— Work instructions —
Filter the entries that follow, copying every line in which the word "with" appears.

— Records to use —
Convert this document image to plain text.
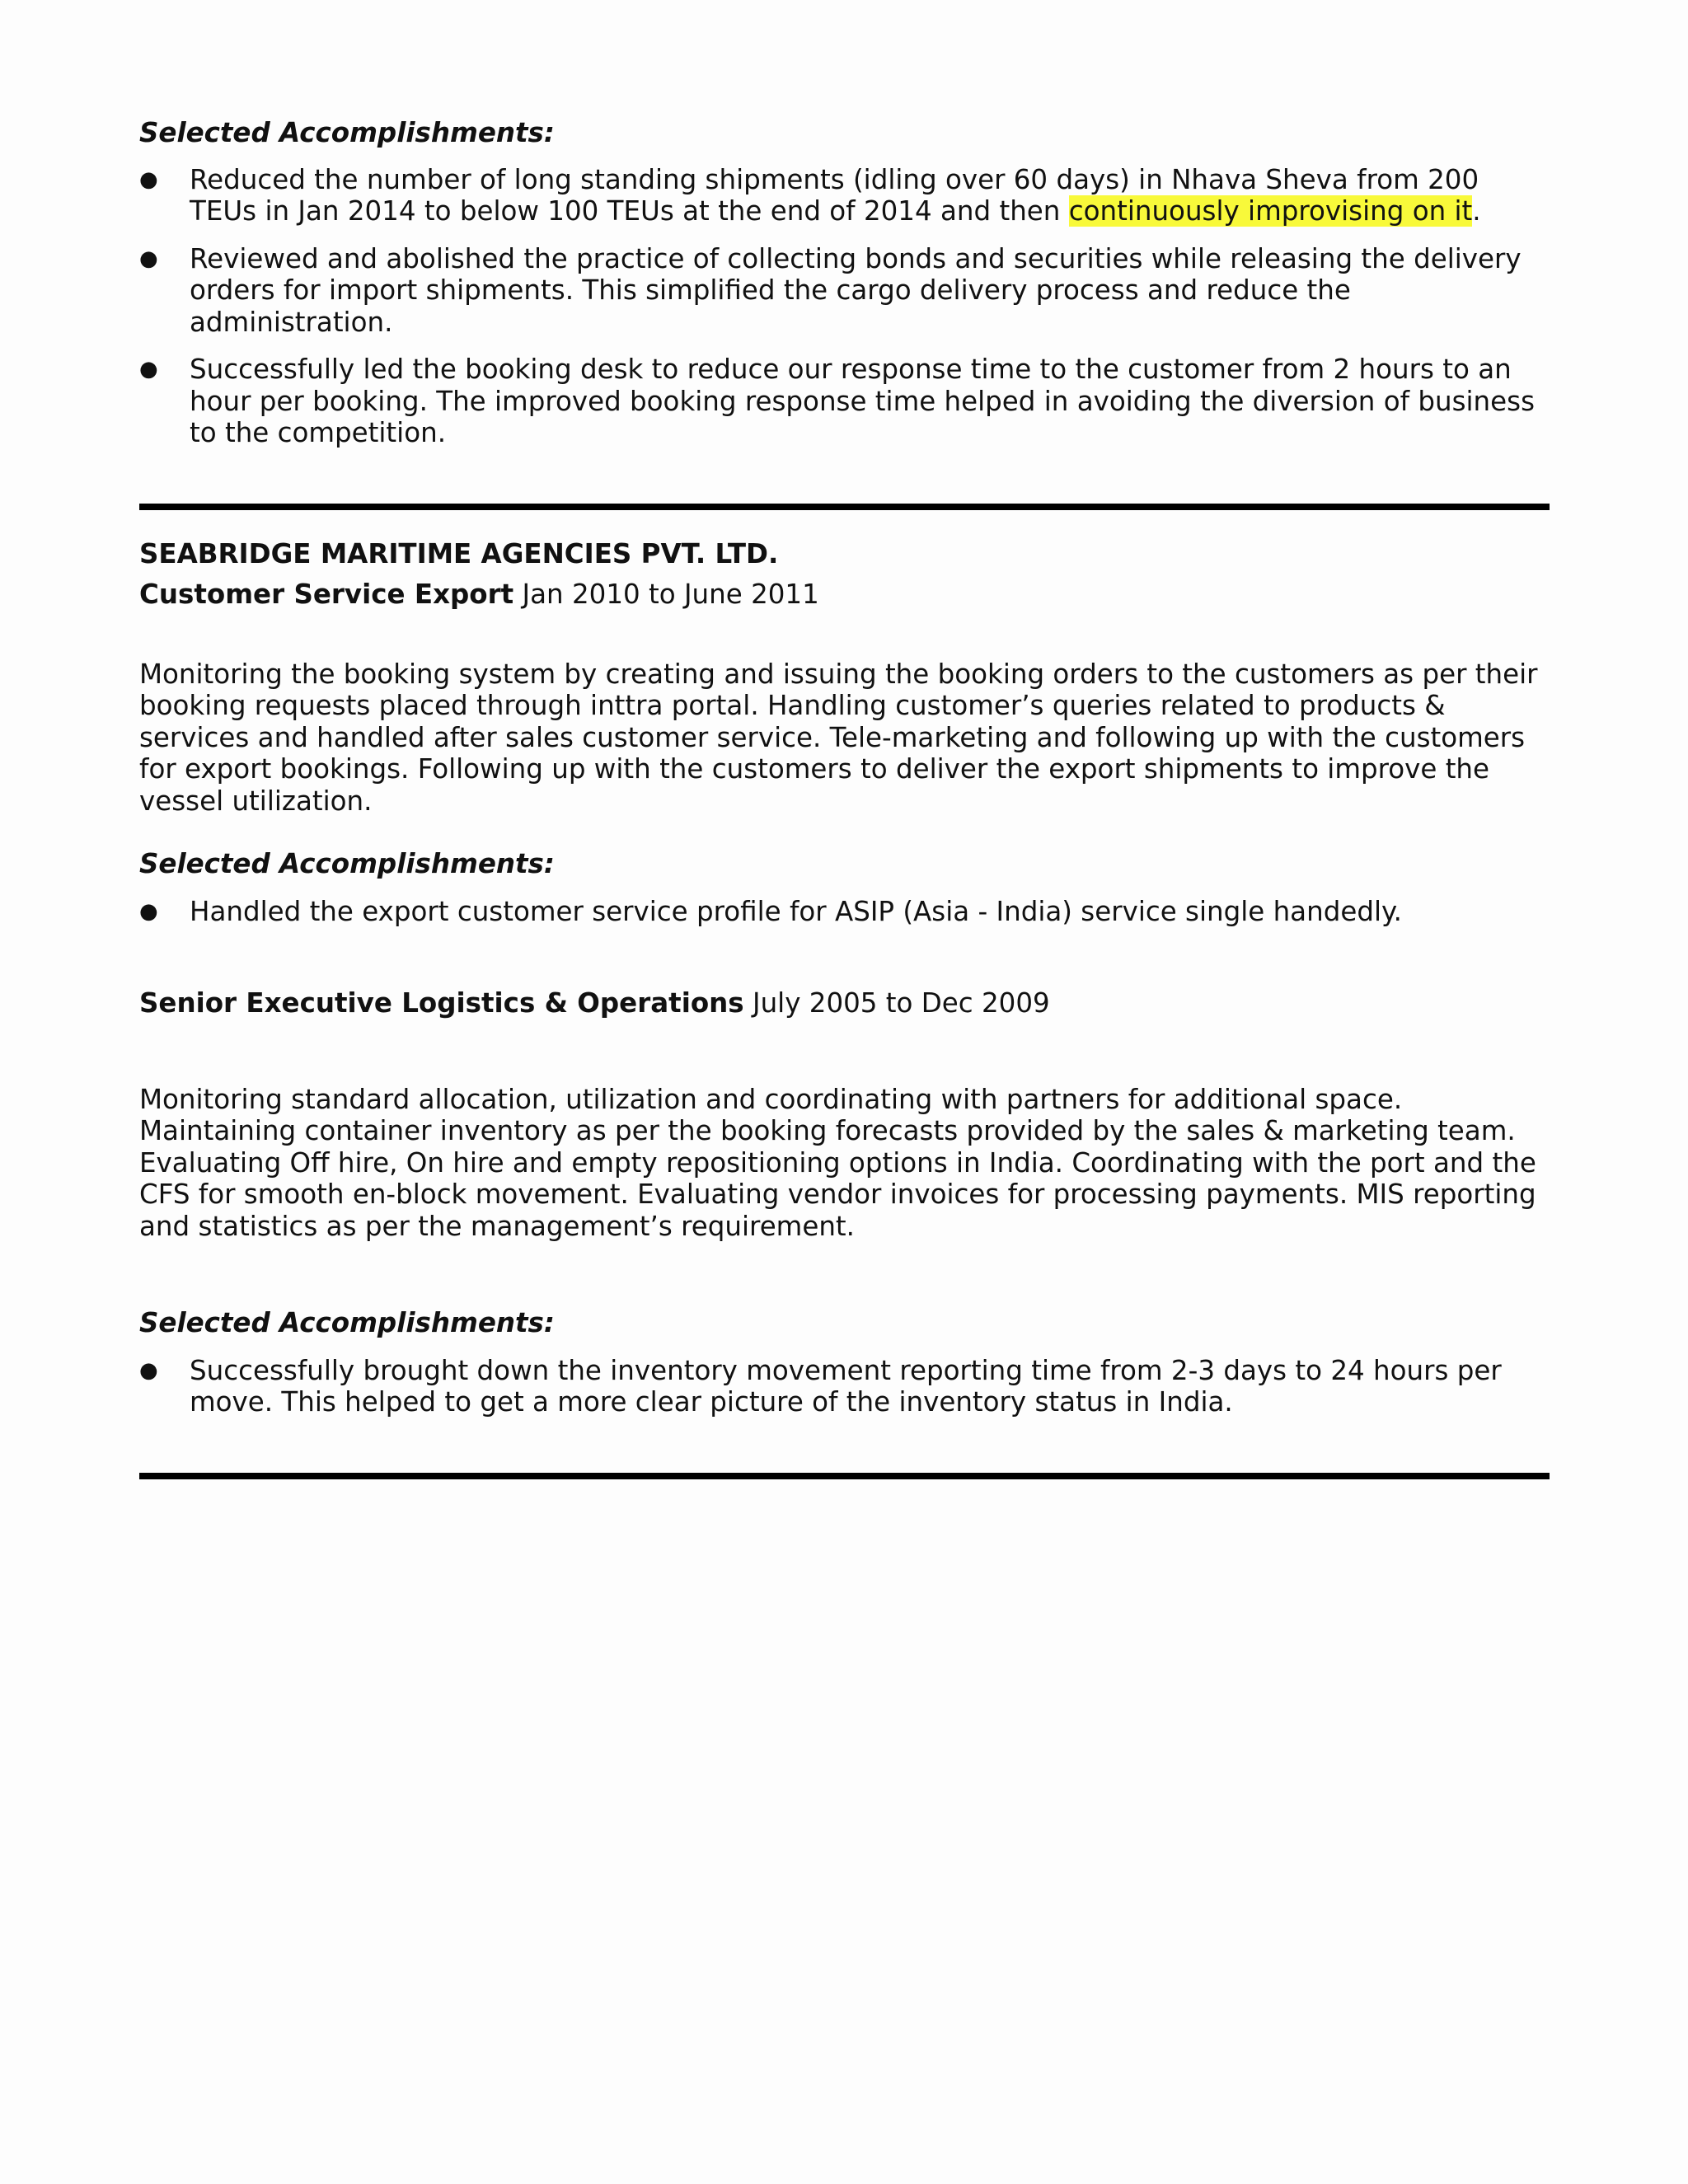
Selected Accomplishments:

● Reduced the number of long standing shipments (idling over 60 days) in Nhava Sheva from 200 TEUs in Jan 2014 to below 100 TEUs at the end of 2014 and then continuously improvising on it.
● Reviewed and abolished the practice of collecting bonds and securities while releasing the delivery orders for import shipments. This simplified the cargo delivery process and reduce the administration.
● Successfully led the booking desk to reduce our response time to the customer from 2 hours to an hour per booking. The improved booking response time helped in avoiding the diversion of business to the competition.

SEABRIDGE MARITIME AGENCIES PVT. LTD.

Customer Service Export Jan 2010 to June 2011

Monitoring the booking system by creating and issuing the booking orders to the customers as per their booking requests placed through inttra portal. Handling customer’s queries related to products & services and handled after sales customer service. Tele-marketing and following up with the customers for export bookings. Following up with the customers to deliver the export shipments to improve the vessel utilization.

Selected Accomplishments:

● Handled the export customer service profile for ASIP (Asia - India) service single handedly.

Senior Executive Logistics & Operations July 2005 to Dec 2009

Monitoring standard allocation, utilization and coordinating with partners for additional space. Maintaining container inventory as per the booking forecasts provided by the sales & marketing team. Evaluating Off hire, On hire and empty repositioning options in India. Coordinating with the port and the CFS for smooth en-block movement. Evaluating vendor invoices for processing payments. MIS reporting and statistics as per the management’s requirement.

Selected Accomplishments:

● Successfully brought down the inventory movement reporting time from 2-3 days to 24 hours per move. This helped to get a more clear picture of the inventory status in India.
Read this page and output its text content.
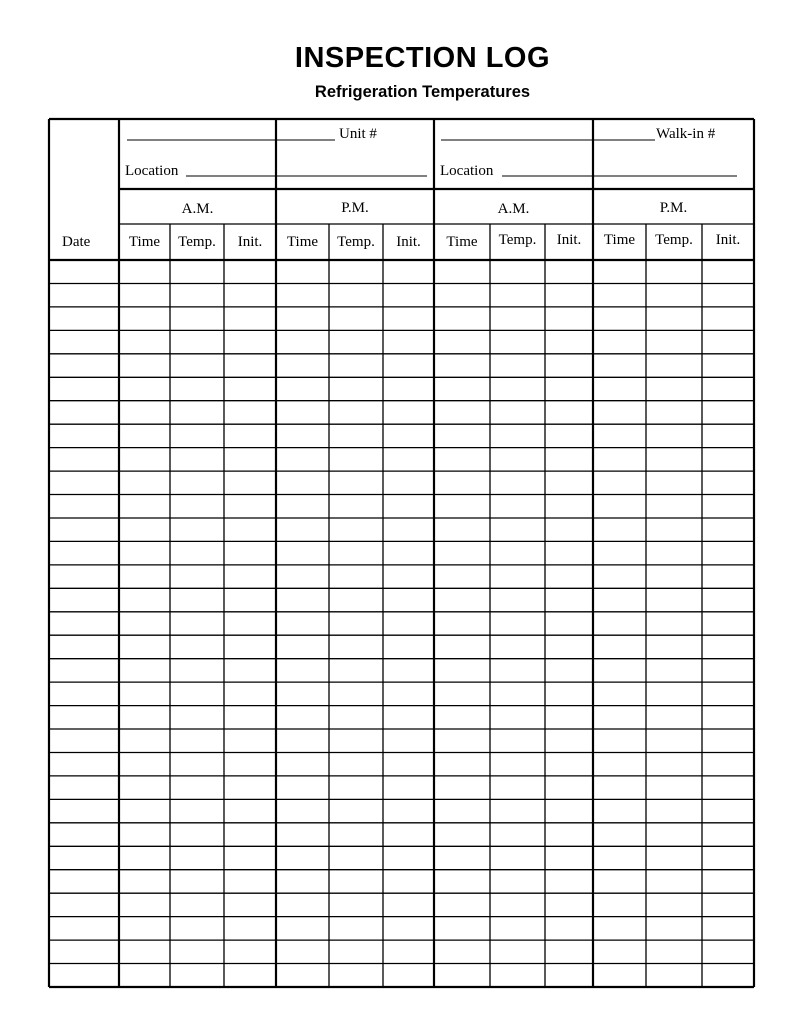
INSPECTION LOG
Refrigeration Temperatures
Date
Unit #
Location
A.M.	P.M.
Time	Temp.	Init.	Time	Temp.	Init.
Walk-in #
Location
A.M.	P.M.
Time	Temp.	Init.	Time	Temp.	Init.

— Exercise solution —
Monitoring the booking system by creating and issuing the booking orders to the customers as per their booking requests placed through inttra portal. Handling customer’s queries related to products & services and handled after sales customer service. Tele-marketing and following up with the customers for export bookings. Following up with the customers to deliver the export shipments to improve the vessel utilization.
Monitoring standard allocation, utilization and coordinating with partners for additional space. Maintaining container inventory as per the booking forecasts provided by the sales & marketing team. Evaluating Off hire, On hire and empty repositioning options in India. Coordinating with the port and the CFS for smooth en-block movement. Evaluating vendor invoices for processing payments. MIS reporting and statistics as per the management’s requirement.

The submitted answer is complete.